练习输入:
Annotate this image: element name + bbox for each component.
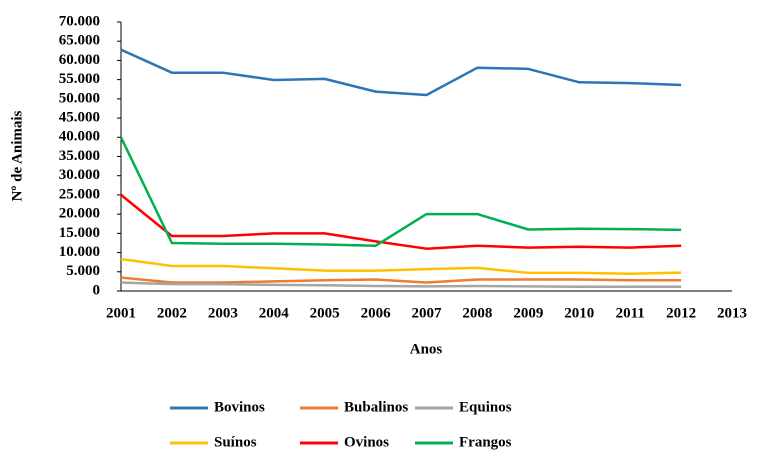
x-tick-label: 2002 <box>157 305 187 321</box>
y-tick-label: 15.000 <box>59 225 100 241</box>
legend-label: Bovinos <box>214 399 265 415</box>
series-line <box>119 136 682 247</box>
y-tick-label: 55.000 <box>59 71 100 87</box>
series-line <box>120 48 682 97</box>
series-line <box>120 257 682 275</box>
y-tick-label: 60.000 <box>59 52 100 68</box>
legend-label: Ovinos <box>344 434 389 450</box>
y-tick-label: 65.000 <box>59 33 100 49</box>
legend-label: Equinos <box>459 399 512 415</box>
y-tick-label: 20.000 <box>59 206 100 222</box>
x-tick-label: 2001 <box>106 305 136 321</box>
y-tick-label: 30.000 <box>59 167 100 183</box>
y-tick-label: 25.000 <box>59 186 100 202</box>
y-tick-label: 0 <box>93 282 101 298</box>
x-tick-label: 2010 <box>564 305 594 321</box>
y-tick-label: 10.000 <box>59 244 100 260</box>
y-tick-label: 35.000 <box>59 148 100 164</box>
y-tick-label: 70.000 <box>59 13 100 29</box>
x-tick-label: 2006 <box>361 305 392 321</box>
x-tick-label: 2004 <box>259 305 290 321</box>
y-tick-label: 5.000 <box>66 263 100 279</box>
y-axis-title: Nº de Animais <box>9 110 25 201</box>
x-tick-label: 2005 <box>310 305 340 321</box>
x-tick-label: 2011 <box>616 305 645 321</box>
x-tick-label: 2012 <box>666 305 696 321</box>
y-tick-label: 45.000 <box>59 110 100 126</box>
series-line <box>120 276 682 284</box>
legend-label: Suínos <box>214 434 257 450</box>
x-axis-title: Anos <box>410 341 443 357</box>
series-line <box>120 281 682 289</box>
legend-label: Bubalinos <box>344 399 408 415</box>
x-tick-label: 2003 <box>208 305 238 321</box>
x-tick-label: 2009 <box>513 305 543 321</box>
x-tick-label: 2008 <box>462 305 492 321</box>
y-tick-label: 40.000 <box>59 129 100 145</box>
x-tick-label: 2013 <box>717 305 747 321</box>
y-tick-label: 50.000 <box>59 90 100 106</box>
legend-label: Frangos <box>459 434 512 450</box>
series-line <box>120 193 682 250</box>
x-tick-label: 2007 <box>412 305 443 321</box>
...
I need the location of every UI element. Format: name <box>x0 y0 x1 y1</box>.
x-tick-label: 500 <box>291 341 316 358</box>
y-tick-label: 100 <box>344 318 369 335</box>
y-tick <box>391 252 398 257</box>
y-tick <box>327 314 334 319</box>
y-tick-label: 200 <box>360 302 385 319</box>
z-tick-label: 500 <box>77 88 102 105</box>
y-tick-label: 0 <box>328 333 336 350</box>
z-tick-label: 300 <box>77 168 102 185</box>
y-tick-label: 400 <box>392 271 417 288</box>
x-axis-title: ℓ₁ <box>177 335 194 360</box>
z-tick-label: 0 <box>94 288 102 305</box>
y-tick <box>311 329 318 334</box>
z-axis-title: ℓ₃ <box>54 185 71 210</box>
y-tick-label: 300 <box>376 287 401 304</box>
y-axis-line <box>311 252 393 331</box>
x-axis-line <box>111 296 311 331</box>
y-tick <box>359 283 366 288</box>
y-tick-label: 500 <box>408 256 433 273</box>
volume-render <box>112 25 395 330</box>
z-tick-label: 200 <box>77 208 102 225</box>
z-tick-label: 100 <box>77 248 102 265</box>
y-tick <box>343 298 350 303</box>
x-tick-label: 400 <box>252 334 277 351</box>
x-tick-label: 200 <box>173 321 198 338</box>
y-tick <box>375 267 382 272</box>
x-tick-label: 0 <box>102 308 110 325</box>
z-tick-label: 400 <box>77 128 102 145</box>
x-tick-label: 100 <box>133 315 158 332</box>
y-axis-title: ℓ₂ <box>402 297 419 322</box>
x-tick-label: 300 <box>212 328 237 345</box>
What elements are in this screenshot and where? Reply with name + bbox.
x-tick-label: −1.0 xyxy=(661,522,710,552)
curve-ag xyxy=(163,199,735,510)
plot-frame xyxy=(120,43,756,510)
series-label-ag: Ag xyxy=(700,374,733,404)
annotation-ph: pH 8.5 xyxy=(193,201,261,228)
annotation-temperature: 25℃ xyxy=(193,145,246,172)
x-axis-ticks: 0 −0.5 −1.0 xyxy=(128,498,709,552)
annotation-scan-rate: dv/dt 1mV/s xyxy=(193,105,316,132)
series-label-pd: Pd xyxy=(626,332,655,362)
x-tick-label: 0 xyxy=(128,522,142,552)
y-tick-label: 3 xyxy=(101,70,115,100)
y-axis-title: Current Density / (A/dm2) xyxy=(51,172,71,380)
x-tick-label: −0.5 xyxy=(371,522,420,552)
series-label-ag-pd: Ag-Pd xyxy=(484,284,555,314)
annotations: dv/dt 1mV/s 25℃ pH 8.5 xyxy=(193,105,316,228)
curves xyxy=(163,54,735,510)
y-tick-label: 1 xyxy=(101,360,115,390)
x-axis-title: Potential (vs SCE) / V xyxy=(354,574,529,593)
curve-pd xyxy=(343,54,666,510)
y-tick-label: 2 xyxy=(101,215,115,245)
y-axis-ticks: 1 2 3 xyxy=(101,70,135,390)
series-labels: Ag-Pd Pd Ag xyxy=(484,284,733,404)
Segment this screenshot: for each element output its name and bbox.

任务简述: 修改从包含“I need the location”的那一行起、到包含“curve-pd xyxy=(343,54,666,510)”的那一行为止（含这两行）的各行，把“volume-render”改为“volume-rendering”，其余内容一律不变，只输出这些行。

答复如下:
I need the location of every UI element. Format: name <box>x0 y0 x1 y1</box>.
x-tick-label: 500 <box>291 341 316 358</box>
y-tick-label: 100 <box>344 318 369 335</box>
y-tick <box>391 252 398 257</box>
y-tick <box>327 314 334 319</box>
y-tick-label: 200 <box>360 302 385 319</box>
z-tick-label: 500 <box>77 88 102 105</box>
y-tick-label: 0 <box>328 333 336 350</box>
z-tick-label: 300 <box>77 168 102 185</box>
y-tick-label: 400 <box>392 271 417 288</box>
x-axis-title: ℓ₁ <box>177 335 194 360</box>
z-tick-label: 0 <box>94 288 102 305</box>
y-tick <box>311 329 318 334</box>
z-axis-title: ℓ₃ <box>54 185 71 210</box>
y-tick-label: 300 <box>376 287 401 304</box>
y-axis-line <box>311 252 393 331</box>
x-axis-line <box>111 296 311 331</box>
y-tick <box>359 283 366 288</box>
y-tick-label: 500 <box>408 256 433 273</box>
volume-rendering <box>112 25 395 330</box>
z-tick-label: 200 <box>77 208 102 225</box>
z-tick-label: 100 <box>77 248 102 265</box>
y-tick <box>343 298 350 303</box>
x-tick-label: 400 <box>252 334 277 351</box>
x-tick-label: 200 <box>173 321 198 338</box>
y-tick <box>375 267 382 272</box>
x-tick-label: 0 <box>102 308 110 325</box>
z-tick-label: 400 <box>77 128 102 145</box>
x-tick-label: 100 <box>133 315 158 332</box>
y-axis-title: ℓ₂ <box>402 297 419 322</box>
x-tick-label: 300 <box>212 328 237 345</box>
What elements are in this screenshot and where? Reply with name + bbox.
x-tick-label: −1.0 xyxy=(661,522,710,552)
curve-ag xyxy=(163,199,735,510)
plot-frame xyxy=(120,43,756,510)
series-label-ag: Ag xyxy=(700,374,733,404)
annotation-ph: pH 8.5 xyxy=(193,201,261,228)
annotation-temperature: 25℃ xyxy=(193,145,246,172)
x-axis-ticks: 0 −0.5 −1.0 xyxy=(128,498,709,552)
annotation-scan-rate: dv/dt 1mV/s xyxy=(193,105,316,132)
series-label-pd: Pd xyxy=(626,332,655,362)
x-tick-label: 0 xyxy=(128,522,142,552)
y-tick-label: 3 xyxy=(101,70,115,100)
y-axis-title: Current Density / (A/dm2) xyxy=(51,172,71,380)
x-tick-label: −0.5 xyxy=(371,522,420,552)
series-label-ag-pd: Ag-Pd xyxy=(484,284,555,314)
annotations: dv/dt 1mV/s 25℃ pH 8.5 xyxy=(193,105,316,228)
curves xyxy=(163,54,735,510)
y-tick-label: 1 xyxy=(101,360,115,390)
x-axis-title: Potential (vs SCE) / V xyxy=(354,574,529,593)
curve-pd xyxy=(343,54,666,510)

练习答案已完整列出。